[Saved entries]
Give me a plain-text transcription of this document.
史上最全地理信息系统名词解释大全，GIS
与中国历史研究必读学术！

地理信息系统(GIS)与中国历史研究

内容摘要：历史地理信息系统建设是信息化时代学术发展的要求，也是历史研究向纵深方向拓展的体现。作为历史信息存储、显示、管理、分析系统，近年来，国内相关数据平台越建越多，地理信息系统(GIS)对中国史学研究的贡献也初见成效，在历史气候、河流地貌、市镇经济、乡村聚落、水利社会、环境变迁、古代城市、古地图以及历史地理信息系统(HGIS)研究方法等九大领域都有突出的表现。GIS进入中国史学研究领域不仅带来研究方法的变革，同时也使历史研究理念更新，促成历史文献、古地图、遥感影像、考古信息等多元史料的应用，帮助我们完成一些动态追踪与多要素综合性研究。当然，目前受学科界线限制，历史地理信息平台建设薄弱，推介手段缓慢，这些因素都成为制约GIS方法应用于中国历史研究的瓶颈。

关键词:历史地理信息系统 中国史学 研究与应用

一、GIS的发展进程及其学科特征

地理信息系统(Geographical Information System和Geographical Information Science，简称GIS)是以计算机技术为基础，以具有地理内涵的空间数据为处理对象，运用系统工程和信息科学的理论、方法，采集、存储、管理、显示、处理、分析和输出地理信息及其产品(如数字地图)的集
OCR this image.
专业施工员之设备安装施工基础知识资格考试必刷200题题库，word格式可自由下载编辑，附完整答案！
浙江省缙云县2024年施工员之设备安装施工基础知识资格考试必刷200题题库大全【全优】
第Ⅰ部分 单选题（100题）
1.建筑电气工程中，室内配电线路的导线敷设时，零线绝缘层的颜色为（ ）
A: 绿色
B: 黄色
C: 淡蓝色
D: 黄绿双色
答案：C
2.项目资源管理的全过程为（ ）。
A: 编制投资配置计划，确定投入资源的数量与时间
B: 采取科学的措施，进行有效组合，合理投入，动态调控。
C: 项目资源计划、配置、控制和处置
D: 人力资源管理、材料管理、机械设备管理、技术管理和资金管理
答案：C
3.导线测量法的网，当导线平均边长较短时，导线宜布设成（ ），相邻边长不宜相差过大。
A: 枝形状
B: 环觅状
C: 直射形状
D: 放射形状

* TASK: Reproduce the material above exactly; please quote every line of it.

* ANSWER FOR THIS EXERCISE:
Give me a plain-text transcription of this document.
史上最全地理信息系统名词解释大全，GIS
与中国历史研究必读学术！

地理信息系统(GIS)与中国历史研究

内容摘要：历史地理信息系统建设是信息化时代学术发展的要求，也是历史研究向纵深方向拓展的体现。作为历史信息存储、显示、管理、分析系统，近年来，国内相关数据平台越建越多，地理信息系统(GIS)对中国史学研究的贡献也初见成效，在历史气候、河流地貌、市镇经济、乡村聚落、水利社会、环境变迁、古代城市、古地图以及历史地理信息系统(HGIS)研究方法等九大领域都有突出的表现。GIS进入中国史学研究领域不仅带来研究方法的变革，同时也使历史研究理念更新，促成历史文献、古地图、遥感影像、考古信息等多元史料的应用，帮助我们完成一些动态追踪与多要素综合性研究。当然，目前受学科界线限制，历史地理信息平台建设薄弱，推介手段缓慢，这些因素都成为制约GIS方法应用于中国历史研究的瓶颈。

关键词:历史地理信息系统 中国史学 研究与应用

一、GIS的发展进程及其学科特征

地理信息系统(Geographical Information System和Geographical Information Science，简称GIS)是以计算机技术为基础，以具有地理内涵的空间数据为处理对象，运用系统工程和信息科学的理论、方法，采集、存储、管理、显示、处理、分析和输出地理信息及其产品(如数字地图)的集
OCR this image.
专业施工员之设备安装施工基础知识资格考试必刷200题题库，word格式可自由下载编辑，附完整答案！
浙江省缙云县2024年施工员之设备安装施工基础知识资格考试必刷200题题库大全【全优】
第Ⅰ部分 单选题（100题）
1.建筑电气工程中，室内配电线路的导线敷设时，零线绝缘层的颜色为（ ）
A: 绿色
B: 黄色
C: 淡蓝色
D: 黄绿双色
答案：C
2.项目资源管理的全过程为（ ）。
A: 编制投资配置计划，确定投入资源的数量与时间
B: 采取科学的措施，进行有效组合，合理投入，动态调控。
C: 项目资源计划、配置、控制和处置
D: 人力资源管理、材料管理、机械设备管理、技术管理和资金管理
答案：C
3.导线测量法的网，当导线平均边长较短时，导线宜布设成（ ），相邻边长不宜相差过大。
A: 枝形状
B: 环觅状
C: 直射形状
D: 放射形状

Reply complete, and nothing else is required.